TO BE DONE:
Transcribe the records that follow, preserving every word.

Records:
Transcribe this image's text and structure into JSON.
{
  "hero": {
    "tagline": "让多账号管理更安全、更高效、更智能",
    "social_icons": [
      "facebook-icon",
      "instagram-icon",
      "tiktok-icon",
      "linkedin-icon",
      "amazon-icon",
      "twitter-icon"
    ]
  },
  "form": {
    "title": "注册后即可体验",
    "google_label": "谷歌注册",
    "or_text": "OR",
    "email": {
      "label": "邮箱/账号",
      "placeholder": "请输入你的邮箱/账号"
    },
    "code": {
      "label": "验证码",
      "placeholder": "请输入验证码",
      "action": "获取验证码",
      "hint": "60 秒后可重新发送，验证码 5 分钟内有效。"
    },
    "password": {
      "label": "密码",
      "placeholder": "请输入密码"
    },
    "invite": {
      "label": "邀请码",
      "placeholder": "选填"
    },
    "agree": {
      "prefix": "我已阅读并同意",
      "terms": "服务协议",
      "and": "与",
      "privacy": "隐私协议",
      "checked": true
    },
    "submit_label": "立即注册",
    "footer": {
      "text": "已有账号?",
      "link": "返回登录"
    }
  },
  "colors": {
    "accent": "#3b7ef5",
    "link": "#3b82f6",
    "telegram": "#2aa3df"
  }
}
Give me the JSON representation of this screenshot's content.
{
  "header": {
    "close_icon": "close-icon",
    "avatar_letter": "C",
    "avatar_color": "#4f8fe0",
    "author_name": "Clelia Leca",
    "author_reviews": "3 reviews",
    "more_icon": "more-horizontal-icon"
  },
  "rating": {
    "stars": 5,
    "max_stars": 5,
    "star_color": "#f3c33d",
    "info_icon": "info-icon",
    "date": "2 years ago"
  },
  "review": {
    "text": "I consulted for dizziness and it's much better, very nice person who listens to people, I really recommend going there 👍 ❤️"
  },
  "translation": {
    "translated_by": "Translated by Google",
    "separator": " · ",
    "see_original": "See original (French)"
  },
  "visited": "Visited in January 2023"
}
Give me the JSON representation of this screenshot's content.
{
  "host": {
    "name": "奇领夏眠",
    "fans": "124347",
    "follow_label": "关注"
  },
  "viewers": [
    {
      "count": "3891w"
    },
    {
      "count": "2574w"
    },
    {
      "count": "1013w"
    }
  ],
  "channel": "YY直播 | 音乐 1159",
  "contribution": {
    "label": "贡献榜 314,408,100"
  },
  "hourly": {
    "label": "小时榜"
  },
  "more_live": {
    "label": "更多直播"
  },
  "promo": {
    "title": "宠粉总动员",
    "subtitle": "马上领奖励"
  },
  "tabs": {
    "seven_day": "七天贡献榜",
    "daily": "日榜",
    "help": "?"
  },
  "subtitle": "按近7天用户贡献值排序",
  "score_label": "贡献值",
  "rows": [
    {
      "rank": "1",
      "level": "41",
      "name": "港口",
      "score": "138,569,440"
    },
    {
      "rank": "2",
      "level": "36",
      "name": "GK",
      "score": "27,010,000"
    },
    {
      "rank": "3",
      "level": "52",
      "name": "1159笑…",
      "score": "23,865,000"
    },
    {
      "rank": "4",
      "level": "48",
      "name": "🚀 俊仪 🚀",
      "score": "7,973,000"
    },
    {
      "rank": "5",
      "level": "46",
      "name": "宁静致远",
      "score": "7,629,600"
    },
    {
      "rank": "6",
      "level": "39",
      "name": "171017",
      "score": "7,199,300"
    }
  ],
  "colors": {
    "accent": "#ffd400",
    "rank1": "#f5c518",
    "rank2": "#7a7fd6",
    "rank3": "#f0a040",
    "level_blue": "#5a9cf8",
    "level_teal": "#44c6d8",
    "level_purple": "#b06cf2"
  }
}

TASK ANSWER:
Transcribe this image's text and structure into JSON.
{
  "hero": {
    "tagline": "让多账号管理更安全、更高效、更智能",
    "social_icons": [
      "facebook-icon",
      "instagram-icon",
      "tiktok-icon",
      "linkedin-icon",
      "amazon-icon",
      "twitter-icon"
    ]
  },
  "form": {
    "title": "注册后即可体验",
    "google_label": "谷歌注册",
    "or_text": "OR",
    "email": {
      "label": "邮箱/账号",
      "placeholder": "请输入你的邮箱/账号"
    },
    "code": {
      "label": "验证码",
      "placeholder": "请输入验证码",
      "action": "获取验证码",
      "hint": "60 秒后可重新发送，验证码 5 分钟内有效。"
    },
    "password": {
      "label": "密码",
      "placeholder": "请输入密码"
    },
    "invite": {
      "label": "邀请码",
      "placeholder": "选填"
    },
    "agree": {
      "prefix": "我已阅读并同意",
      "terms": "服务协议",
      "and": "与",
      "privacy": "隐私协议",
      "checked": true
    },
    "submit_label": "立即注册",
    "footer": {
      "text": "已有账号?",
      "link": "返回登录"
    }
  },
  "colors": {
    "accent": "#3b7ef5",
    "link": "#3b82f6",
    "telegram": "#2aa3df"
  }
}
Give me the JSON representation of this screenshot's content.
{
  "header": {
    "close_icon": "close-icon",
    "avatar_letter": "C",
    "avatar_color": "#4f8fe0",
    "author_name": "Clelia Leca",
    "author_reviews": "3 reviews",
    "more_icon": "more-horizontal-icon"
  },
  "rating": {
    "stars": 5,
    "max_stars": 5,
    "star_color": "#f3c33d",
    "info_icon": "info-icon",
    "date": "2 years ago"
  },
  "review": {
    "text": "I consulted for dizziness and it's much better, very nice person who listens to people, I really recommend going there 👍 ❤️"
  },
  "translation": {
    "translated_by": "Translated by Google",
    "separator": " · ",
    "see_original": "See original (French)"
  },
  "visited": "Visited in January 2023"
}
Give me the JSON representation of this screenshot's content.
{
  "host": {
    "name": "奇领夏眠",
    "fans": "124347",
    "follow_label": "关注"
  },
  "viewers": [
    {
      "count": "3891w"
    },
    {
      "count": "2574w"
    },
    {
      "count": "1013w"
    }
  ],
  "channel": "YY直播 | 音乐 1159",
  "contribution": {
    "label": "贡献榜 314,408,100"
  },
  "hourly": {
    "label": "小时榜"
  },
  "more_live": {
    "label": "更多直播"
  },
  "promo": {
    "title": "宠粉总动员",
    "subtitle": "马上领奖励"
  },
  "tabs": {
    "seven_day": "七天贡献榜",
    "daily": "日榜",
    "help": "?"
  },
  "subtitle": "按近7天用户贡献值排序",
  "score_label": "贡献值",
  "rows": [
    {
      "rank": "1",
      "level": "41",
      "name": "港口",
      "score": "138,569,440"
    },
    {
      "rank": "2",
      "level": "36",
      "name": "GK",
      "score": "27,010,000"
    },
    {
      "rank": "3",
      "level": "52",
      "name": "1159笑…",
      "score": "23,865,000"
    },
    {
      "rank": "4",
      "level": "48",
      "name": "🚀 俊仪 🚀",
      "score": "7,973,000"
    },
    {
      "rank": "5",
      "level": "46",
      "name": "宁静致远",
      "score": "7,629,600"
    },
    {
      "rank": "6",
      "level": "39",
      "name": "171017",
      "score": "7,199,300"
    }
  ],
  "colors": {
    "accent": "#ffd400",
    "rank1": "#f5c518",
    "rank2": "#7a7fd6",
    "rank3": "#f0a040",
    "level_blue": "#5a9cf8",
    "level_teal": "#44c6d8",
    "level_purple": "#b06cf2"
  }
}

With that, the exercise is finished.